▶ _PROBLEM STATEMENT_:
All of the data below should be returned exactly.

--*--

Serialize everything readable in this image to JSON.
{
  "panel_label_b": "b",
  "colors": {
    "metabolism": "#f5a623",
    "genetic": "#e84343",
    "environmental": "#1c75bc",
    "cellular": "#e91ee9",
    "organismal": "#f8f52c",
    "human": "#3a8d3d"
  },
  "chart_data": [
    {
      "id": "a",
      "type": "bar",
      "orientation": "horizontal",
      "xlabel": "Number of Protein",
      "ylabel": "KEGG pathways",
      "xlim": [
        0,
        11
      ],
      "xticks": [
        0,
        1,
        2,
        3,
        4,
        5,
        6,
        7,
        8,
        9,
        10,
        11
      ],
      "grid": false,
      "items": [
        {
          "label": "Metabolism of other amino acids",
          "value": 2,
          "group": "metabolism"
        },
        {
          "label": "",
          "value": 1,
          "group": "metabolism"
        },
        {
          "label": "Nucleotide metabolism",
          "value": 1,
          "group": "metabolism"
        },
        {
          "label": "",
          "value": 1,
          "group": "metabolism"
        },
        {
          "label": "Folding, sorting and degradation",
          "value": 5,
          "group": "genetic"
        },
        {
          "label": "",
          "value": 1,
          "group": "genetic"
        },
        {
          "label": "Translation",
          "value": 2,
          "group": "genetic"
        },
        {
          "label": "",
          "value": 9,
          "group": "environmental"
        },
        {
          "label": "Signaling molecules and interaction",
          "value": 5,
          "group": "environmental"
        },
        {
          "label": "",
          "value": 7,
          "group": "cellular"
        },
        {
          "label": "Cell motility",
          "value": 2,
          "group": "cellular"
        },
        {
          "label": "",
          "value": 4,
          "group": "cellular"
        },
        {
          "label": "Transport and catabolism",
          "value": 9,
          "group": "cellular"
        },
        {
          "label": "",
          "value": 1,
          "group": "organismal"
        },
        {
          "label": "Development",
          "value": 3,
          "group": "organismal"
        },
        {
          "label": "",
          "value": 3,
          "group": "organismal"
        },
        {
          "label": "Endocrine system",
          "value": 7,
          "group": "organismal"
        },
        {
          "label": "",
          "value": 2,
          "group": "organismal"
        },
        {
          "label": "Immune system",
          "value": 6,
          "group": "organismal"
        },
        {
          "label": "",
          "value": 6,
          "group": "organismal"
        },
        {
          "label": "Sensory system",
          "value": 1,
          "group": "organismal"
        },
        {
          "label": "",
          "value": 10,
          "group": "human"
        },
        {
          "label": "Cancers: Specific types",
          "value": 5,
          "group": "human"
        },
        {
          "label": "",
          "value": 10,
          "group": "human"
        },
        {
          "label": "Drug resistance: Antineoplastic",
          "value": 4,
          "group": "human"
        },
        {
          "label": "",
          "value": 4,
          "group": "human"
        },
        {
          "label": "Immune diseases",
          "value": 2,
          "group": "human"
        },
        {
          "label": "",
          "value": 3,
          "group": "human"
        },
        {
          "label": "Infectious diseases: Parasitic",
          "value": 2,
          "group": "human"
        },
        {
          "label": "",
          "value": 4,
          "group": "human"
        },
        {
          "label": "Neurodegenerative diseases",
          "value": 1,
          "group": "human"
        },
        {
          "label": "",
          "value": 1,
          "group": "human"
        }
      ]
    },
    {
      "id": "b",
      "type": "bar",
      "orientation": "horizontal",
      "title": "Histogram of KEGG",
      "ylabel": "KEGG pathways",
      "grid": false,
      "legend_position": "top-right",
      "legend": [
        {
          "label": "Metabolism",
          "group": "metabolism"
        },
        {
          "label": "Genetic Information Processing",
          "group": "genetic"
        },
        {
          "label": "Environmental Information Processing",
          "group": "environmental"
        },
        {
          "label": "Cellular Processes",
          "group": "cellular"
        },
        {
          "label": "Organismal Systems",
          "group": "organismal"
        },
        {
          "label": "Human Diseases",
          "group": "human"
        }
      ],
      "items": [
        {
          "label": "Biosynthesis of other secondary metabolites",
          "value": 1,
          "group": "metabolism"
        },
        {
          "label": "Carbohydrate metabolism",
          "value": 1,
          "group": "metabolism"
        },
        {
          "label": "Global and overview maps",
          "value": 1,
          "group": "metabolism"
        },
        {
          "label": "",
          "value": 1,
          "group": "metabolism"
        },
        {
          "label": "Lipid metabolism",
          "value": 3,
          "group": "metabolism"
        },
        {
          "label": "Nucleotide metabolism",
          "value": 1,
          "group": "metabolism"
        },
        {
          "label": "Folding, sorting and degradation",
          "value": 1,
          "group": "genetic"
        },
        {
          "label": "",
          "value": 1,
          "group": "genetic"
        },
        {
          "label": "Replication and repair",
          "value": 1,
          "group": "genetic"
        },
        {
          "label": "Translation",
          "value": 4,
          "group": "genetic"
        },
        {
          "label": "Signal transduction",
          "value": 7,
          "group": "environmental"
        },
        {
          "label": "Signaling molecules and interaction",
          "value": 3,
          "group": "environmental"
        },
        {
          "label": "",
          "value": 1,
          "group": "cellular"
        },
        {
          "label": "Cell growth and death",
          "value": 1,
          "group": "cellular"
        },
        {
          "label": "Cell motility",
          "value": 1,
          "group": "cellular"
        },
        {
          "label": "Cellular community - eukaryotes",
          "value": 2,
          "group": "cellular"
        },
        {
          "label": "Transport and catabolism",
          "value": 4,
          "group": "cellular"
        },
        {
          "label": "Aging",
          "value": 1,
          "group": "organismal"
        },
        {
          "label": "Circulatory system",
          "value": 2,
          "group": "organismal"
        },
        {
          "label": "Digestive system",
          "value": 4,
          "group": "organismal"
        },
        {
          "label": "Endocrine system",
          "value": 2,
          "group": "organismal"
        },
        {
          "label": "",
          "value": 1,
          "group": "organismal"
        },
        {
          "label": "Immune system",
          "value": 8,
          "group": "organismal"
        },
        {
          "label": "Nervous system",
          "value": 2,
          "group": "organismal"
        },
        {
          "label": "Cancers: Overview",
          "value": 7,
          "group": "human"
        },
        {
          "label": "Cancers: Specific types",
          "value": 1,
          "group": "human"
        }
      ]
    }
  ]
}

--*--

▶ _RESULT_:
Serialize everything readable in this image to JSON.
{
  "panel_label_b": "b",
  "colors": {
    "metabolism": "#f5a623",
    "genetic": "#e84343",
    "environmental": "#1c75bc",
    "cellular": "#e91ee9",
    "organismal": "#f8f52c",
    "human": "#3a8d3d"
  },
  "chart_data": [
    {
      "id": "a",
      "type": "bar",
      "orientation": "horizontal",
      "xlabel": "Number of Protein",
      "ylabel": "KEGG pathways",
      "xlim": [
        0,
        11
      ],
      "xticks": [
        0,
        1,
        2,
        3,
        4,
        5,
        6,
        7,
        8,
        9,
        10,
        11
      ],
      "grid": false,
      "items": [
        {
          "label": "Metabolism of other amino acids",
          "value": 2,
          "group": "metabolism"
        },
        {
          "label": "",
          "value": 1,
          "group": "metabolism"
        },
        {
          "label": "Nucleotide metabolism",
          "value": 1,
          "group": "metabolism"
        },
        {
          "label": "",
          "value": 1,
          "group": "metabolism"
        },
        {
          "label": "Folding, sorting and degradation",
          "value": 5,
          "group": "genetic"
        },
        {
          "label": "",
          "value": 1,
          "group": "genetic"
        },
        {
          "label": "Translation",
          "value": 2,
          "group": "genetic"
        },
        {
          "label": "",
          "value": 9,
          "group": "environmental"
        },
        {
          "label": "Signaling molecules and interaction",
          "value": 5,
          "group": "environmental"
        },
        {
          "label": "",
          "value": 7,
          "group": "cellular"
        },
        {
          "label": "Cell motility",
          "value": 2,
          "group": "cellular"
        },
        {
          "label": "",
          "value": 4,
          "group": "cellular"
        },
        {
          "label": "Transport and catabolism",
          "value": 9,
          "group": "cellular"
        },
        {
          "label": "",
          "value": 1,
          "group": "organismal"
        },
        {
          "label": "Development",
          "value": 3,
          "group": "organismal"
        },
        {
          "label": "",
          "value": 3,
          "group": "organismal"
        },
        {
          "label": "Endocrine system",
          "value": 7,
          "group": "organismal"
        },
        {
          "label": "",
          "value": 2,
          "group": "organismal"
        },
        {
          "label": "Immune system",
          "value": 6,
          "group": "organismal"
        },
        {
          "label": "",
          "value": 6,
          "group": "organismal"
        },
        {
          "label": "Sensory system",
          "value": 1,
          "group": "organismal"
        },
        {
          "label": "",
          "value": 10,
          "group": "human"
        },
        {
          "label": "Cancers: Specific types",
          "value": 5,
          "group": "human"
        },
        {
          "label": "",
          "value": 10,
          "group": "human"
        },
        {
          "label": "Drug resistance: Antineoplastic",
          "value": 4,
          "group": "human"
        },
        {
          "label": "",
          "value": 4,
          "group": "human"
        },
        {
          "label": "Immune diseases",
          "value": 2,
          "group": "human"
        },
        {
          "label": "",
          "value": 3,
          "group": "human"
        },
        {
          "label": "Infectious diseases: Parasitic",
          "value": 2,
          "group": "human"
        },
        {
          "label": "",
          "value": 4,
          "group": "human"
        },
        {
          "label": "Neurodegenerative diseases",
          "value": 1,
          "group": "human"
        },
        {
          "label": "",
          "value": 1,
          "group": "human"
        }
      ]
    },
    {
      "id": "b",
      "type": "bar",
      "orientation": "horizontal",
      "title": "Histogram of KEGG",
      "ylabel": "KEGG pathways",
      "grid": false,
      "legend_position": "top-right",
      "legend": [
        {
          "label": "Metabolism",
          "group": "metabolism"
        },
        {
          "label": "Genetic Information Processing",
          "group": "genetic"
        },
        {
          "label": "Environmental Information Processing",
          "group": "environmental"
        },
        {
          "label": "Cellular Processes",
          "group": "cellular"
        },
        {
          "label": "Organismal Systems",
          "group": "organismal"
        },
        {
          "label": "Human Diseases",
          "group": "human"
        }
      ],
      "items": [
        {
          "label": "Biosynthesis of other secondary metabolites",
          "value": 1,
          "group": "metabolism"
        },
        {
          "label": "Carbohydrate metabolism",
          "value": 1,
          "group": "metabolism"
        },
        {
          "label": "Global and overview maps",
          "value": 1,
          "group": "metabolism"
        },
        {
          "label": "",
          "value": 1,
          "group": "metabolism"
        },
        {
          "label": "Lipid metabolism",
          "value": 3,
          "group": "metabolism"
        },
        {
          "label": "Nucleotide metabolism",
          "value": 1,
          "group": "metabolism"
        },
        {
          "label": "Folding, sorting and degradation",
          "value": 1,
          "group": "genetic"
        },
        {
          "label": "",
          "value": 1,
          "group": "genetic"
        },
        {
          "label": "Replication and repair",
          "value": 1,
          "group": "genetic"
        },
        {
          "label": "Translation",
          "value": 4,
          "group": "genetic"
        },
        {
          "label": "Signal transduction",
          "value": 7,
          "group": "environmental"
        },
        {
          "label": "Signaling molecules and interaction",
          "value": 3,
          "group": "environmental"
        },
        {
          "label": "",
          "value": 1,
          "group": "cellular"
        },
        {
          "label": "Cell growth and death",
          "value": 1,
          "group": "cellular"
        },
        {
          "label": "Cell motility",
          "value": 1,
          "group": "cellular"
        },
        {
          "label": "Cellular community - eukaryotes",
          "value": 2,
          "group": "cellular"
        },
        {
          "label": "Transport and catabolism",
          "value": 4,
          "group": "cellular"
        },
        {
          "label": "Aging",
          "value": 1,
          "group": "organismal"
        },
        {
          "label": "Circulatory system",
          "value": 2,
          "group": "organismal"
        },
        {
          "label": "Digestive system",
          "value": 4,
          "group": "organismal"
        },
        {
          "label": "Endocrine system",
          "value": 2,
          "group": "organismal"
        },
        {
          "label": "",
          "value": 1,
          "group": "organismal"
        },
        {
          "label": "Immune system",
          "value": 8,
          "group": "organismal"
        },
        {
          "label": "Nervous system",
          "value": 2,
          "group": "organismal"
        },
        {
          "label": "Cancers: Overview",
          "value": 7,
          "group": "human"
        },
        {
          "label": "Cancers: Specific types",
          "value": 1,
          "group": "human"
        }
      ]
    }
  ]
}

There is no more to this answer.